• _Exercise goal_: Tally how many lines hold the string "annesso". Your reply should be that number alone.

• _Extracted records_:
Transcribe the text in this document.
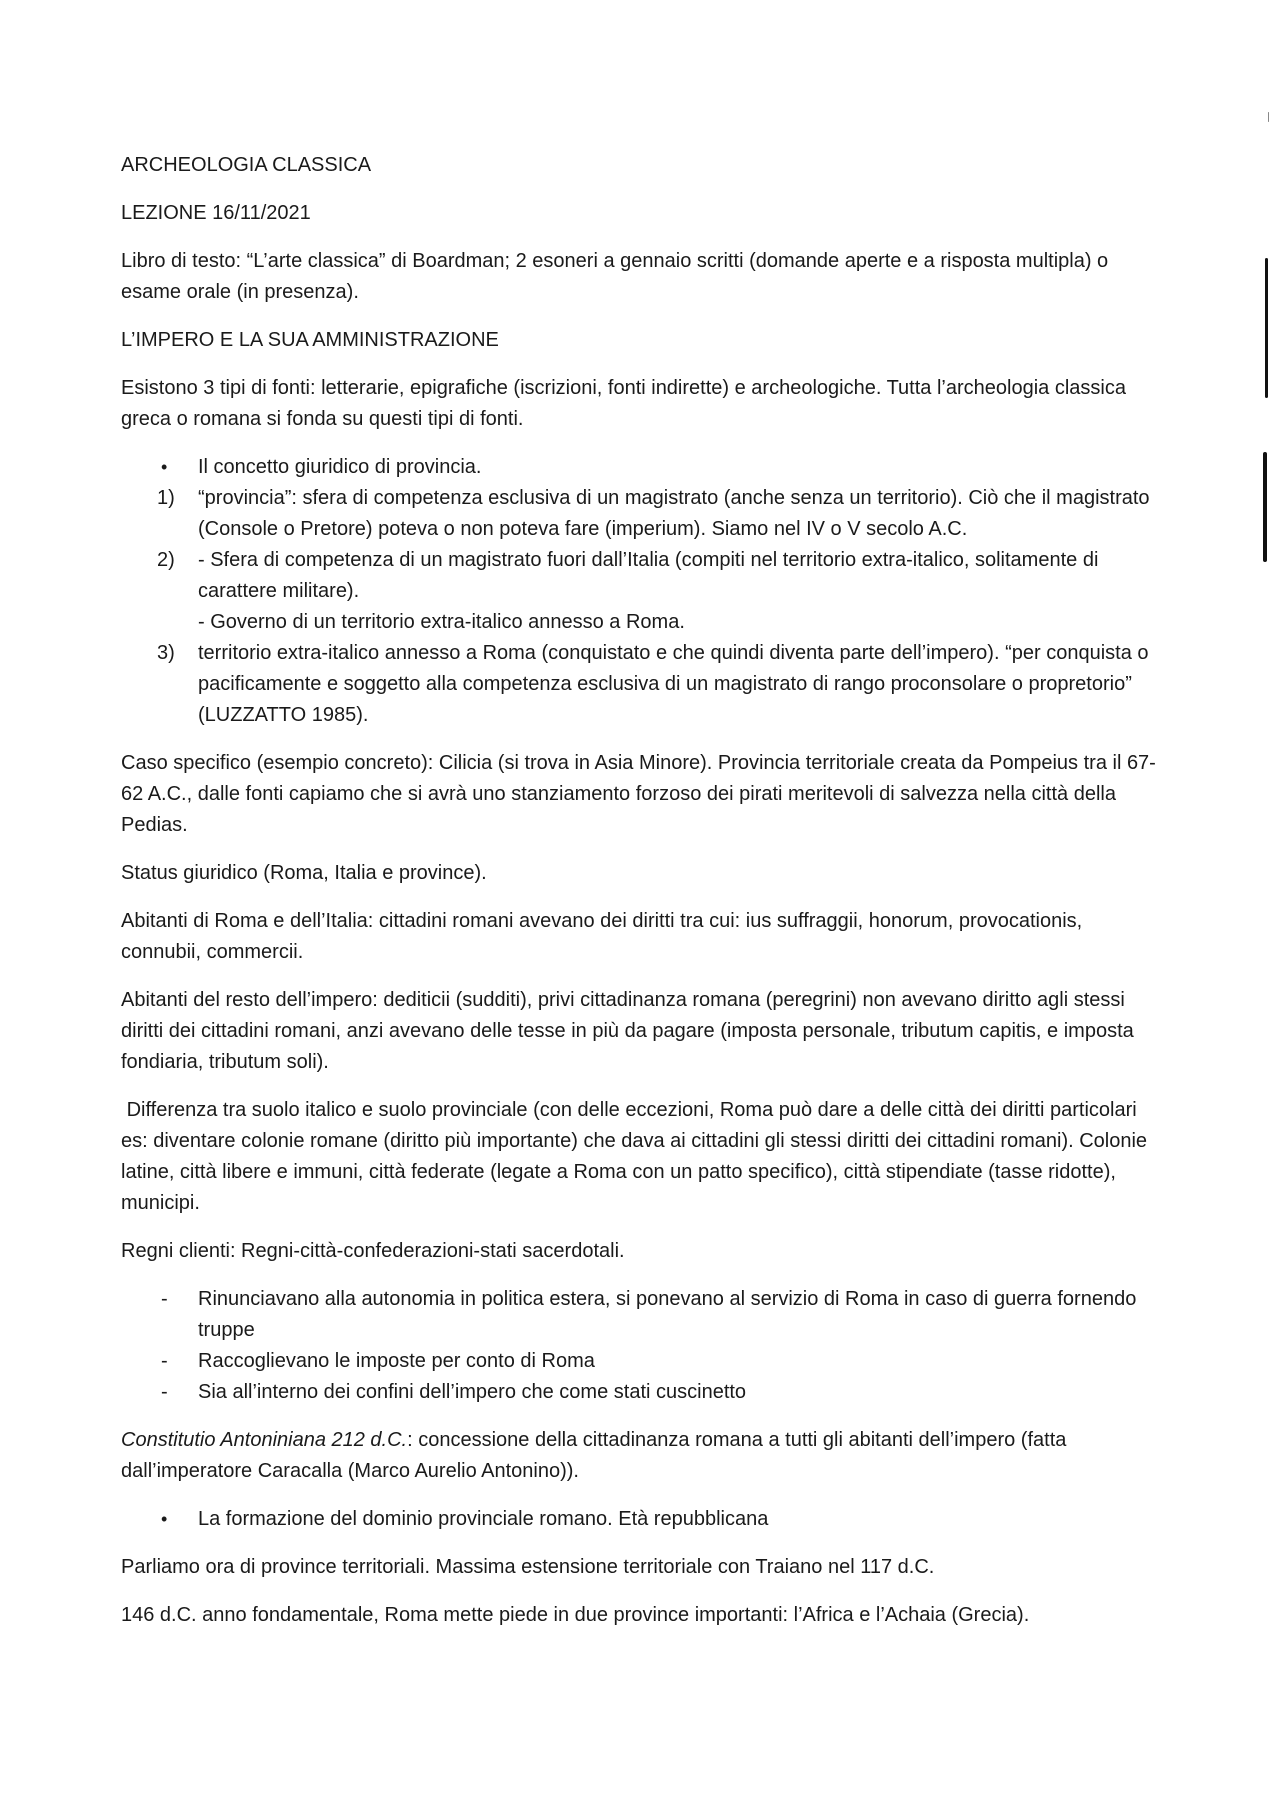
ARCHEOLOGIA CLASSICA

LEZIONE 16/11/2021

Libro di testo: “L’arte classica” di Boardman; 2 esoneri a gennaio scritti (domande aperte e a risposta multipla) o esame orale (in presenza).

L’IMPERO E LA SUA AMMINISTRAZIONE

Esistono 3 tipi di fonti: letterarie, epigrafiche (iscrizioni, fonti indirette) e archeologiche. Tutta l’archeologia classica greca o romana si fonda su questi tipi di fonti.

• Il concetto giuridico di provincia.
1) “provincia”: sfera di competenza esclusiva di un magistrato (anche senza un territorio). Ciò che il magistrato (Console o Pretore) poteva o non poteva fare (imperium). Siamo nel IV o V secolo A.C.
2) - Sfera di competenza di un magistrato fuori dall’Italia (compiti nel territorio extra-italico, solitamente di carattere militare).
- Governo di un territorio extra-italico annesso a Roma.
3) territorio extra-italico annesso a Roma (conquistato e che quindi diventa parte dell’impero). “per conquista o pacificamente e soggetto alla competenza esclusiva di un magistrato di rango proconsolare o propretorio” (LUZZATTO 1985).

Caso specifico (esempio concreto): Cilicia (si trova in Asia Minore). Provincia territoriale creata da Pompeius tra il 67-62 A.C., dalle fonti capiamo che si avrà uno stanziamento forzoso dei pirati meritevoli di salvezza nella città della Pedias.

Status giuridico (Roma, Italia e province).

Abitanti di Roma e dell’Italia: cittadini romani avevano dei diritti tra cui: ius suffraggii, honorum, provocationis, connubii, commercii.

Abitanti del resto dell’impero: dediticii (sudditi), privi cittadinanza romana (peregrini) non avevano diritto agli stessi diritti dei cittadini romani, anzi avevano delle tesse in più da pagare (imposta personale, tributum capitis, e imposta fondiaria, tributum soli).

Differenza tra suolo italico e suolo provinciale (con delle eccezioni, Roma può dare a delle città dei diritti particolari es: diventare colonie romane (diritto più importante) che dava ai cittadini gli stessi diritti dei cittadini romani). Colonie latine, città libere e immuni, città federate (legate a Roma con un patto specifico), città stipendiate (tasse ridotte), municipi.

Regni clienti: Regni-città-confederazioni-stati sacerdotali.

- Rinunciavano alla autonomia in politica estera, si ponevano al servizio di Roma in caso di guerra fornendo truppe
- Raccoglievano le imposte per conto di Roma
- Sia all’interno dei confini dell’impero che come stati cuscinetto

Constitutio Antoniniana 212 d.C.: concessione della cittadinanza romana a tutti gli abitanti dell’impero (fatta dall’imperatore Caracalla (Marco Aurelio Antonino)).

• La formazione del dominio provinciale romano. Età repubblicana

Parliamo ora di province territoriali. Massima estensione territoriale con Traiano nel 117 d.C.

146 d.C. anno fondamentale, Roma mette piede in due province importanti: l’Africa e l’Achaia (Grecia).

• _Solved exercise_: 2